[Aim]: All lines holding the string "subtitle" are to be shown.

[Extracted records]:

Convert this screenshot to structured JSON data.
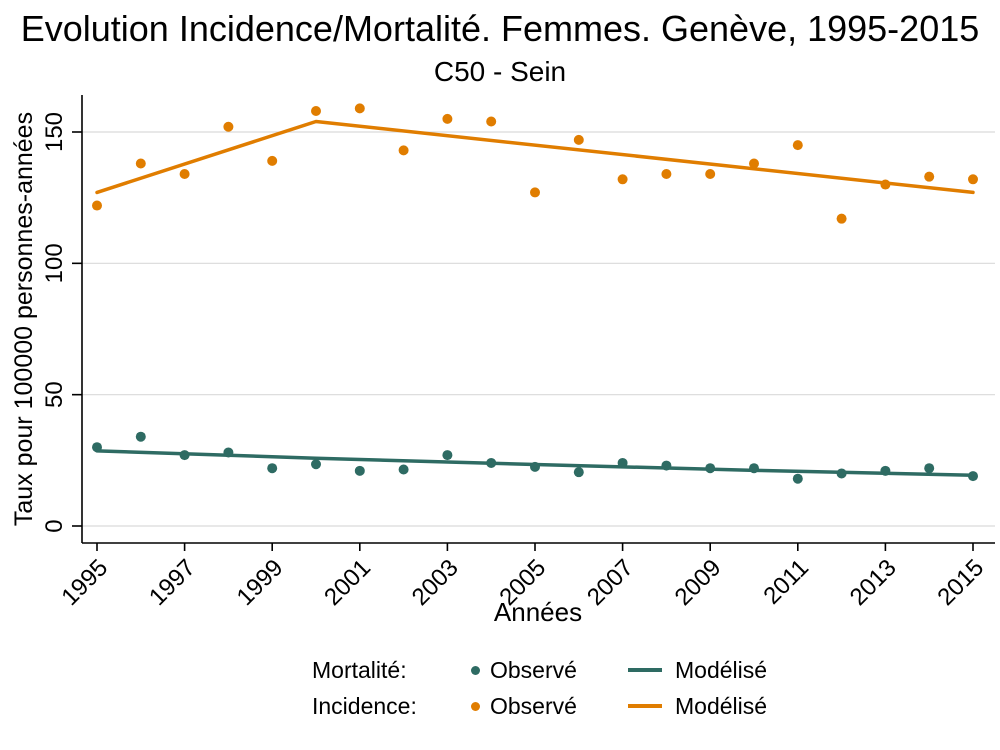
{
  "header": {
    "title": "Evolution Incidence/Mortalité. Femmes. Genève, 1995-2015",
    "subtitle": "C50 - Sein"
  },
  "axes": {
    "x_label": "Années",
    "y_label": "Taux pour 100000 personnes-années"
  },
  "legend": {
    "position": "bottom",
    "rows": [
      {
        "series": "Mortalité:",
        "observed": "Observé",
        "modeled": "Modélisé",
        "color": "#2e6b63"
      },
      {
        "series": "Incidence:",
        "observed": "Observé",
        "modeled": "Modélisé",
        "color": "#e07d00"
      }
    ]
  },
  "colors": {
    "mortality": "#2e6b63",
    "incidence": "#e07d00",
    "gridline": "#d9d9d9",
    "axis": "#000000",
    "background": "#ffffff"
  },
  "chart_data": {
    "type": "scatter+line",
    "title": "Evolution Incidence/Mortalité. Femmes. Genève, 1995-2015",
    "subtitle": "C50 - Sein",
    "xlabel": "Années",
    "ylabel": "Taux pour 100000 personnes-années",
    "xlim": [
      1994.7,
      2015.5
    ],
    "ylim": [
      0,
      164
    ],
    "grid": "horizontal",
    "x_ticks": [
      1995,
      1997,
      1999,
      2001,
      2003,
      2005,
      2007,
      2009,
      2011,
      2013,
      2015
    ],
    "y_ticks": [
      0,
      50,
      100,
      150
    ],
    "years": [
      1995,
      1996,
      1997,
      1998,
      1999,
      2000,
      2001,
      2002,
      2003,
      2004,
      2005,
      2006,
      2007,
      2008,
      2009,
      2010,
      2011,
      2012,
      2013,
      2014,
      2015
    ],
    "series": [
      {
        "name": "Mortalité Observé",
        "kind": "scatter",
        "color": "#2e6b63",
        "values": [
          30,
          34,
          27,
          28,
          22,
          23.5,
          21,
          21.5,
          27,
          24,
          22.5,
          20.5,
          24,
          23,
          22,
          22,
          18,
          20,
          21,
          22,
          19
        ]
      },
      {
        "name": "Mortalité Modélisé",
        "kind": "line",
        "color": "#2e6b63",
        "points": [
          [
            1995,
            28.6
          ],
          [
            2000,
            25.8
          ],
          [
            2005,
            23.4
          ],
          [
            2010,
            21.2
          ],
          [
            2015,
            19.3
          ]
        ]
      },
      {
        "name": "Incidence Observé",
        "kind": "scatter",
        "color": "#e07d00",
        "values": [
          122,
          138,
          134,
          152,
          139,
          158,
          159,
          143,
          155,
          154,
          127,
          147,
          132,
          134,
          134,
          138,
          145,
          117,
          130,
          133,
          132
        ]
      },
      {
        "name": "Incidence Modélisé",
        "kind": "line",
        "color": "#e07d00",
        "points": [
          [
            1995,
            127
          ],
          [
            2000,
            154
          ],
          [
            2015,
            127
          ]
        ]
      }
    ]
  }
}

* * *

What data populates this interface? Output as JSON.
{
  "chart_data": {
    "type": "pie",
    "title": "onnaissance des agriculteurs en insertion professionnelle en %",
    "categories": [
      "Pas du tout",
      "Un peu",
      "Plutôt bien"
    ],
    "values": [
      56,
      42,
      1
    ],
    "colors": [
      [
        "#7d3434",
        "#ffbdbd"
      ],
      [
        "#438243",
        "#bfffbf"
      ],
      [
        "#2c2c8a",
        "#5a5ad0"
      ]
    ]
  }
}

[Exercise output]:
    "subtitle": "C50 - Sein"
    "subtitle": "C50 - Sein",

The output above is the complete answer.